What is asked: Set out each line from the following listing that includes the word "циклофосфаном".

--------------------------------------------------

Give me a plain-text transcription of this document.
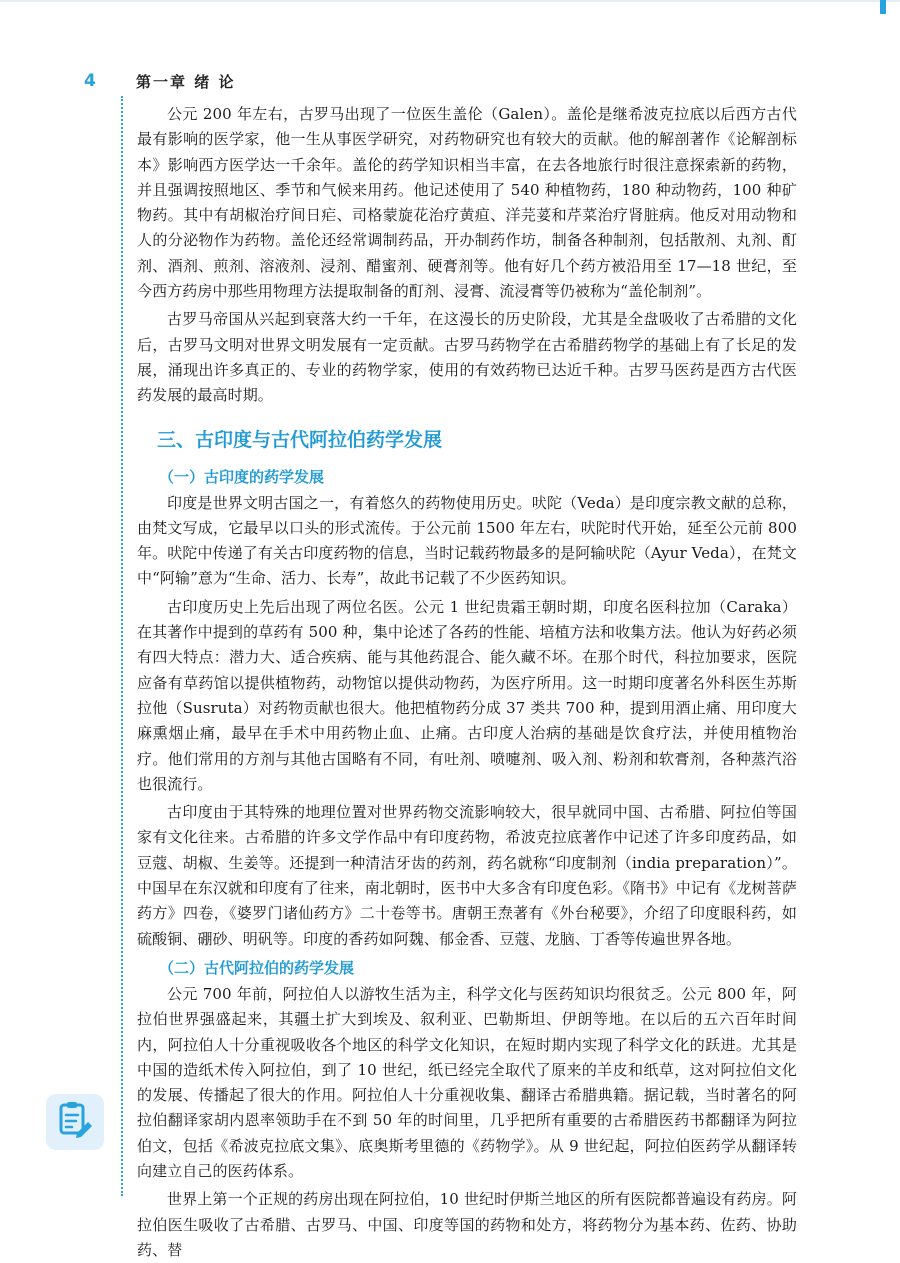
4	第一章 绪 论

公元 200 年左右，古罗马出现了一位医生盖伦（Galen）。盖伦是继希波克拉底以后西方古代最有影响的医学家，他一生从事医学研究，对药物研究也有较大的贡献。他的解剖著作《论解剖标本》影响西方医学达一千余年。盖伦的药学知识相当丰富，在去各地旅行时很注意探索新的药物，并且强调按照地区、季节和气候来用药。他记述使用了 540 种植物药，180 种动物药，100 种矿物药。其中有胡椒治疗间日疟、司格蒙旋花治疗黄疸、洋芫荽和芹菜治疗肾脏病。他反对用动物和人的分泌物作为药物。盖伦还经常调制药品，开办制药作坊，制备各种制剂，包括散剂、丸剂、酊剂、酒剂、煎剂、溶液剂、浸剂、醋蜜剂、硬膏剂等。他有好几个药方被沿用至 17—18 世纪，至今西方药房中那些用物理方法提取制备的酊剂、浸膏、流浸膏等仍被称为“盖伦制剂”。

古罗马帝国从兴起到衰落大约一千年，在这漫长的历史阶段，尤其是全盘吸收了古希腊的文化后，古罗马文明对世界文明发展有一定贡献。古罗马药物学在古希腊药物学的基础上有了长足的发展，涌现出许多真正的、专业的药物学家，使用的有效药物已达近千种。古罗马医药是西方古代医药发展的最高时期。

三、古印度与古代阿拉伯药学发展
（一）古印度的药学发展

印度是世界文明古国之一，有着悠久的药物使用历史。吠陀（Veda）是印度宗教文献的总称，由梵文写成，它最早以口头的形式流传。于公元前 1500 年左右，吠陀时代开始，延至公元前 800 年。吠陀中传递了有关古印度药物的信息，当时记载药物最多的是阿输吠陀（Ayur Veda），在梵文中“阿输”意为“生命、活力、长寿”，故此书记载了不少医药知识。

古印度历史上先后出现了两位名医。公元 1 世纪贵霜王朝时期，印度名医科拉加（Caraka）在其著作中提到的草药有 500 种，集中论述了各药的性能、培植方法和收集方法。他认为好药必须有四大特点：潜力大、适合疾病、能与其他药混合、能久藏不坏。在那个时代，科拉加要求，医院应备有草药馆以提供植物药，动物馆以提供动物药，为医疗所用。这一时期印度著名外科医生苏斯拉他（Susruta）对药物贡献也很大。他把植物药分成 37 类共 700 种，提到用酒止痛、用印度大麻熏烟止痛，最早在手术中用药物止血、止痛。古印度人治病的基础是饮食疗法，并使用植物治疗。他们常用的方剂与其他古国略有不同，有吐剂、喷嚏剂、吸入剂、粉剂和软膏剂，各种蒸汽浴也很流行。

古印度由于其特殊的地理位置对世界药物交流影响较大，很早就同中国、古希腊、阿拉伯等国家有文化往来。古希腊的许多文学作品中有印度药物，希波克拉底著作中记述了许多印度药品，如豆蔻、胡椒、生姜等。还提到一种清洁牙齿的药剂，药名就称“印度制剂（india preparation）”。中国早在东汉就和印度有了往来，南北朝时，医书中大多含有印度色彩。《隋书》中记有《龙树菩萨药方》四卷，《婆罗门诸仙药方》二十卷等书。唐朝王焘著有《外台秘要》，介绍了印度眼科药，如硫酸铜、硼砂、明矾等。印度的香药如阿魏、郁金香、豆蔻、龙脑、丁香等传遍世界各地。

（二）古代阿拉伯的药学发展

公元 700 年前，阿拉伯人以游牧生活为主，科学文化与医药知识均很贫乏。公元 800 年，阿拉伯世界强盛起来，其疆土扩大到埃及、叙利亚、巴勒斯坦、伊朗等地。在以后的五六百年时间内，阿拉伯人十分重视吸收各个地区的科学文化知识，在短时期内实现了科学文化的跃进。尤其是中国的造纸术传入阿拉伯，到了 10 世纪，纸已经完全取代了原来的羊皮和纸草，这对阿拉伯文化的发展、传播起了很大的作用。阿拉伯人十分重视收集、翻译古希腊典籍。据记载，当时著名的阿拉伯翻译家胡内恩率领助手在不到 50 年的时间里，几乎把所有重要的古希腊医药书都翻译为阿拉伯文，包括《希波克拉底文集》、底奥斯考里德的《药物学》。从 9 世纪起，阿拉伯医药学从翻译转向建立自己的医药体系。

世界上第一个正规的药房出现在阿拉伯，10 世纪时伊斯兰地区的所有医院都普遍设有药房。阿拉伯医生吸收了古希腊、古罗马、中国、印度等国的药物和处方，将药物分为基本药、佐药、协助药、替
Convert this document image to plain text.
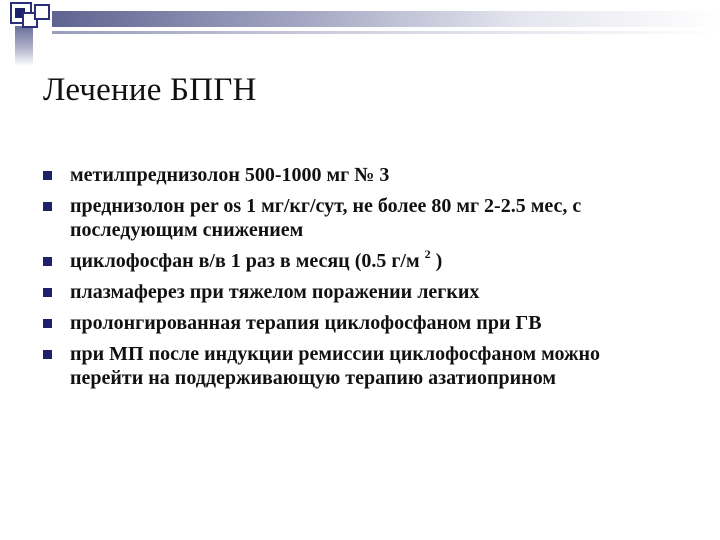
Лечение БПГН
метилпреднизолон 500-1000 мг № 3
преднизолон per os 1 мг/кг/сут, не более 80 мг 2-2.5 мес, с последующим снижением
циклофосфан в/в 1 раз в месяц (0.5 г/м $^2$ )
плазмаферез при тяжелом поражении легких
пролонгированная терапия циклофосфаном при ГВ
при МП после индукции ремиссии циклофосфаном можно перейти на поддерживающую терапию азатиоприном
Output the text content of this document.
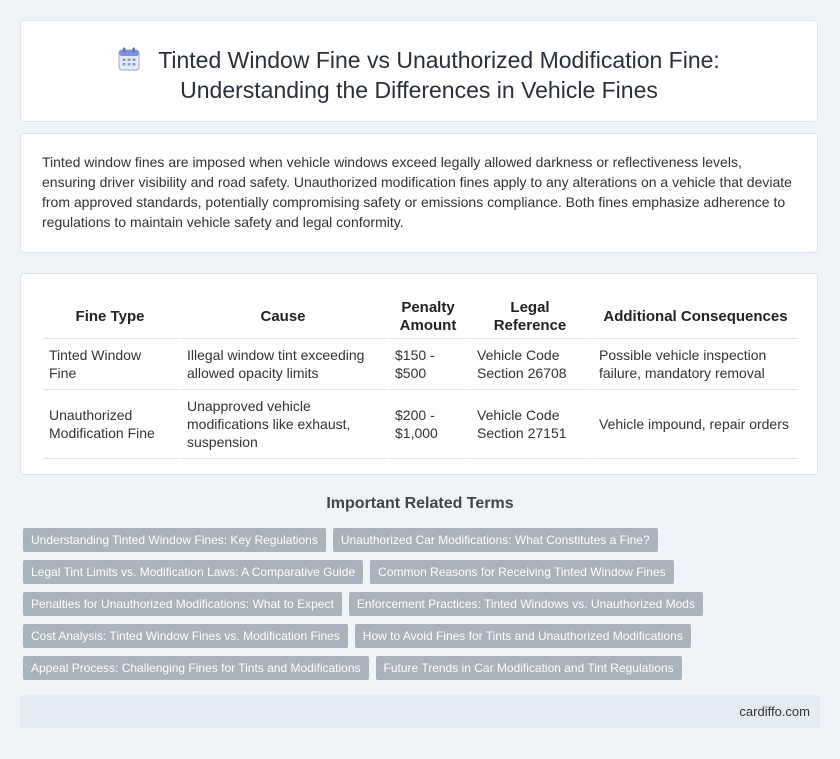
Tinted Window Fine vs Unauthorized Modification Fine:
Understanding the Differences in Vehicle Fines

Tinted window fines are imposed when vehicle windows exceed legally allowed darkness or reflectiveness levels, ensuring driver visibility and road safety. Unauthorized modification fines apply to any alterations on a vehicle that deviate from approved standards, potentially compromising safety or emissions compliance. Both fines emphasize adherence to regulations to maintain vehicle safety and legal conformity.

Fine Type	Cause	Penalty Amount	Legal Reference	Additional Consequences
Tinted Window Fine	Illegal window tint exceeding allowed opacity limits	$150 - $500	Vehicle Code Section 26708	Possible vehicle inspection failure, mandatory removal
Unauthorized Modification Fine	Unapproved vehicle modifications like exhaust, suspension	$200 - $1,000	Vehicle Code Section 27151	Vehicle impound, repair orders
Important Related Terms
Understanding Tinted Window Fines: Key Regulations Unauthorized Car Modifications: What Constitutes a Fine?
Legal Tint Limits vs. Modification Laws: A Comparative Guide Common Reasons for Receiving Tinted Window Fines
Penalties for Unauthorized Modifications: What to Expect Enforcement Practices: Tinted Windows vs. Unauthorized Mods
Cost Analysis: Tinted Window Fines vs. Modification Fines How to Avoid Fines for Tints and Unauthorized Modifications
Appeal Process: Challenging Fines for Tints and Modifications Future Trends in Car Modification and Tint Regulations
cardiffo.com
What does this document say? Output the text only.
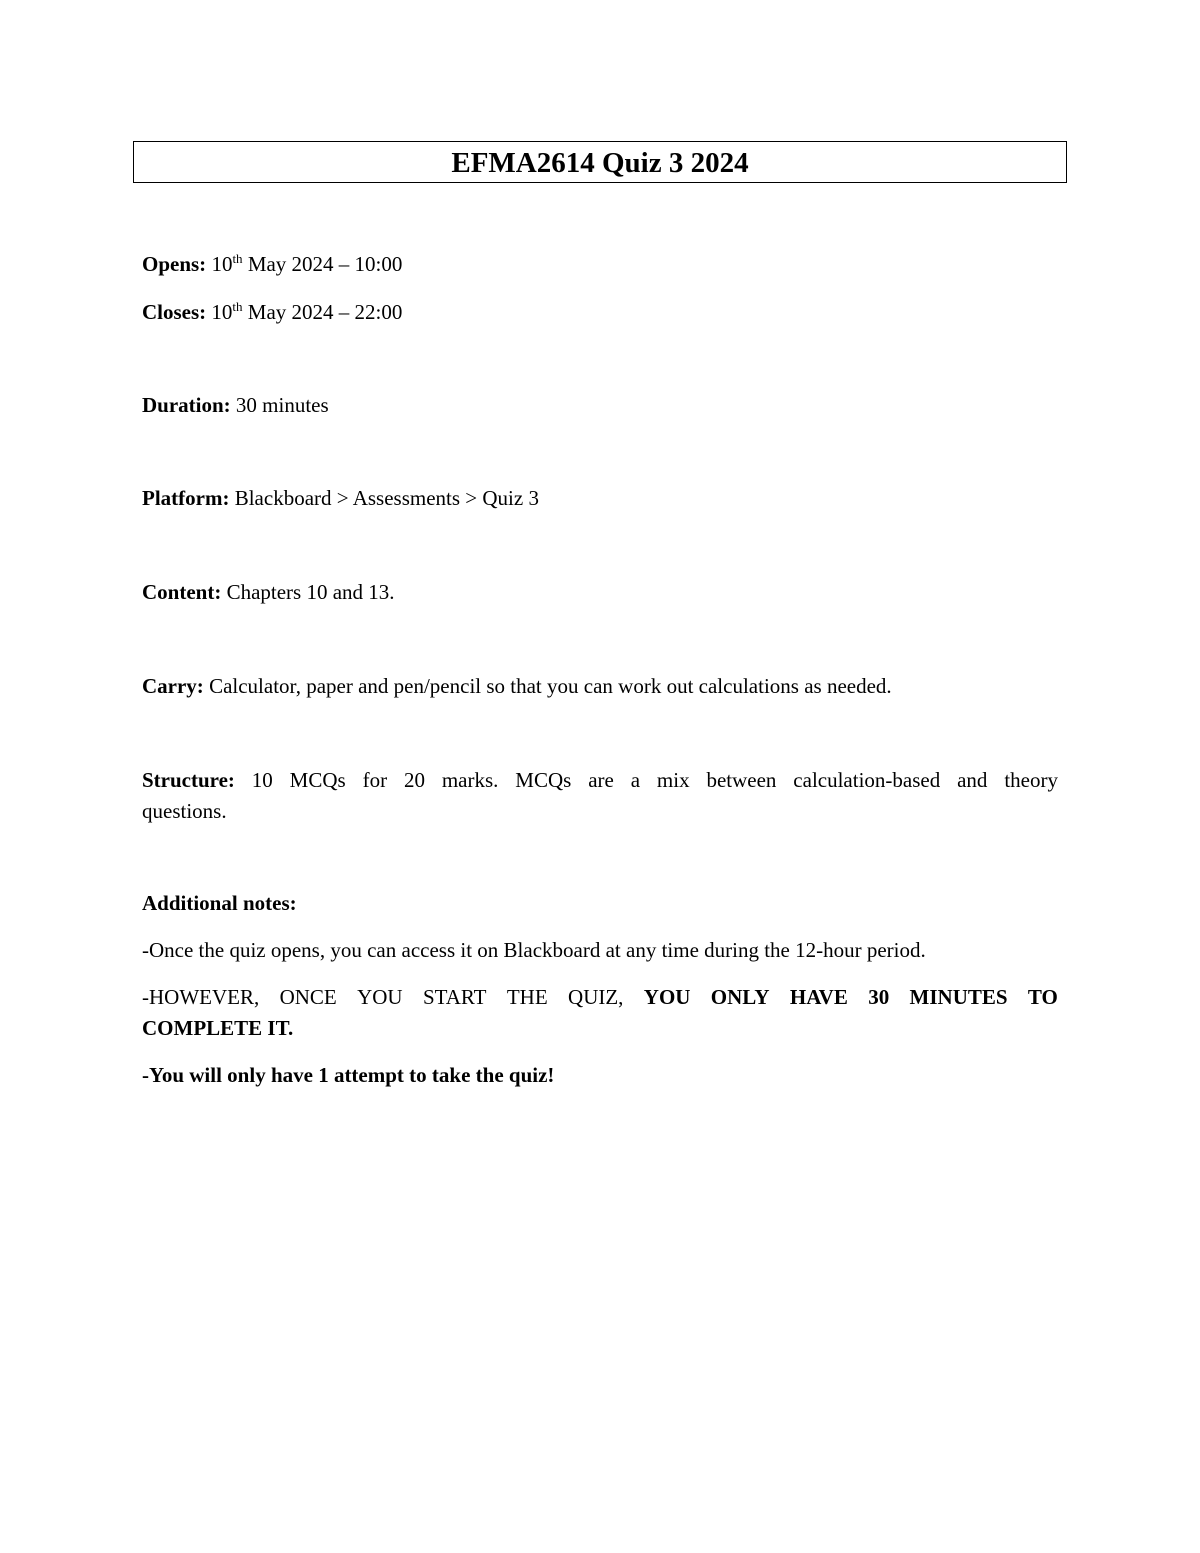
EFMA2614 Quiz 3 2024
Opens: 10th May 2024 – 10:00
Closes: 10th May 2024 – 22:00
Duration: 30 minutes
Platform: Blackboard > Assessments > Quiz 3
Content: Chapters 10 and 13.
Carry: Calculator, paper and pen/pencil so that you can work out calculations as needed.
Structure: 10 MCQs for 20 marks. MCQs are a mix between calculation-based and theory
questions.
Additional notes:
-Once the quiz opens, you can access it on Blackboard at any time during the 12-hour period.
-HOWEVER, ONCE YOU START THE QUIZ, YOU ONLY HAVE 30 MINUTES TO
COMPLETE IT.
-You will only have 1 attempt to take the quiz!
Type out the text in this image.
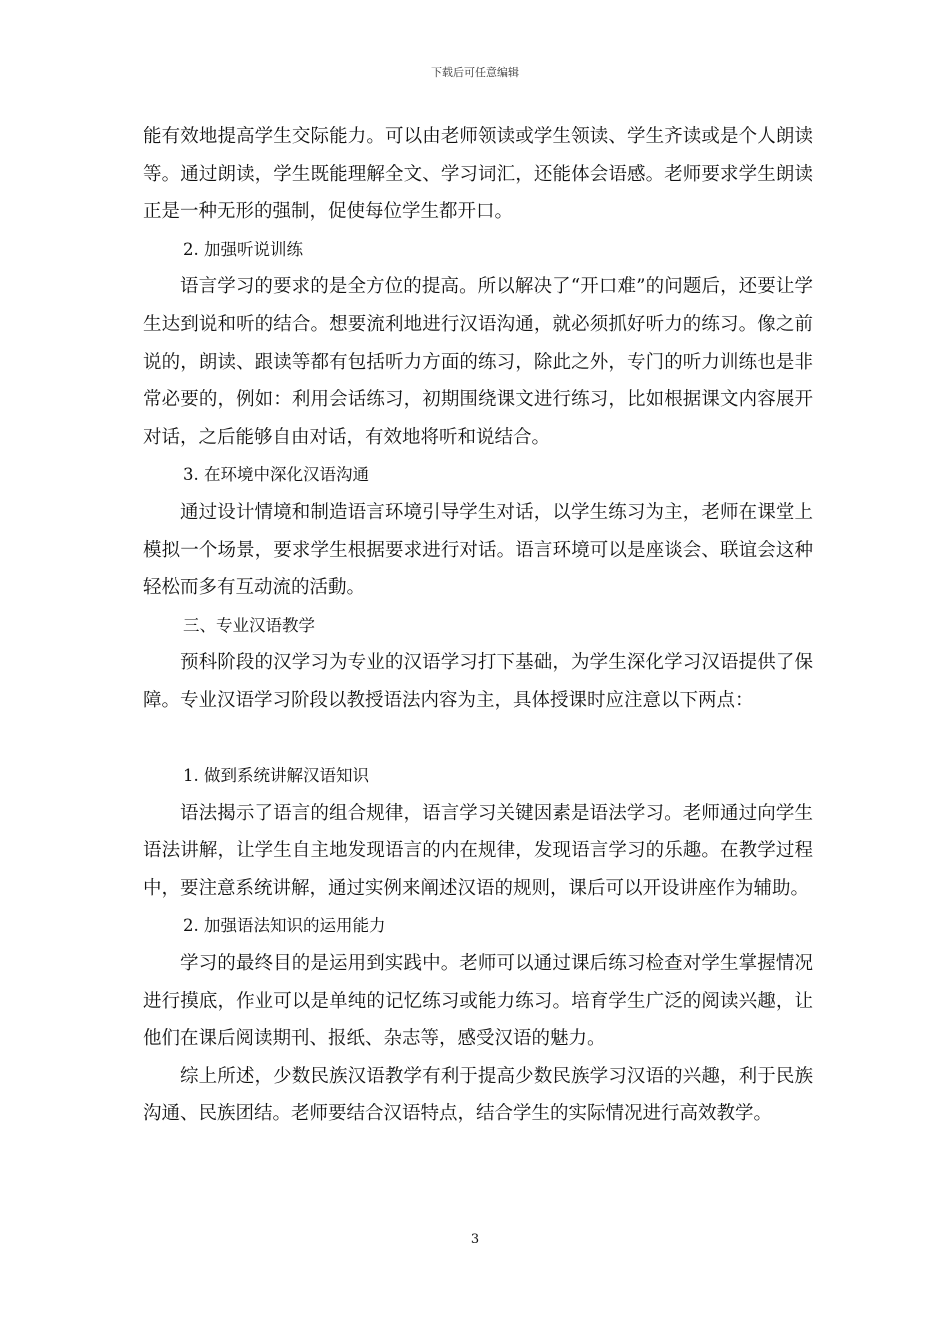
下载后可任意编辑

能有效地提高学生交际能力。可以由老师领读或学生领读、学生齐读或是个人朗读等。通过朗读，学生既能理解全文、学习词汇，还能体会语感。老师要求学生朗读正是一种无形的强制，促使每位学生都开口。

2. 加强听说训练

语言学习的要求的是全方位的提高。所以解决了“开口难”的问题后，还要让学生达到说和听的结合。想要流利地进行汉语沟通，就必须抓好听力的练习。像之前说的，朗读、跟读等都有包括听力方面的练习，除此之外，专门的听力训练也是非常必要的，例如：利用会话练习，初期围绕课文进行练习，比如根据课文内容展开对话，之后能够自由对话，有效地将听和说结合。

3. 在环境中深化汉语沟通

通过设计情境和制造语言环境引导学生对话，以学生练习为主，老师在课堂上模拟一个场景，要求学生根据要求进行对话。语言环境可以是座谈会、联谊会这种轻松而多有互动流的活動。

三、专业汉语教学

预科阶段的汉学习为专业的汉语学习打下基础，为学生深化学习汉语提供了保障。专业汉语学习阶段以教授语法内容为主，具体授课时应注意以下两点：

1. 做到系统讲解汉语知识

语法揭示了语言的组合规律，语言学习关键因素是语法学习。老师通过向学生语法讲解，让学生自主地发现语言的内在规律，发现语言学习的乐趣。在教学过程中，要注意系统讲解，通过实例来阐述汉语的规则，课后可以开设讲座作为辅助。

2. 加强语法知识的运用能力

学习的最终目的是运用到实践中。老师可以通过课后练习检查对学生掌握情况进行摸底，作业可以是单纯的记忆练习或能力练习。培育学生广泛的阅读兴趣，让他们在课后阅读期刊、报纸、杂志等，感受汉语的魅力。

综上所述，少数民族汉语教学有利于提高少数民族学习汉语的兴趣，利于民族沟通、民族团结。老师要结合汉语特点，结合学生的实际情况进行高效教学。

3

--------------------------------------------------

Result for this exercise:
пролонгированная терапия циклофосфаном при ГВ
при МП после индукции ремиссии циклофосфаном можно перейти на поддерживающую терапию азатиоприном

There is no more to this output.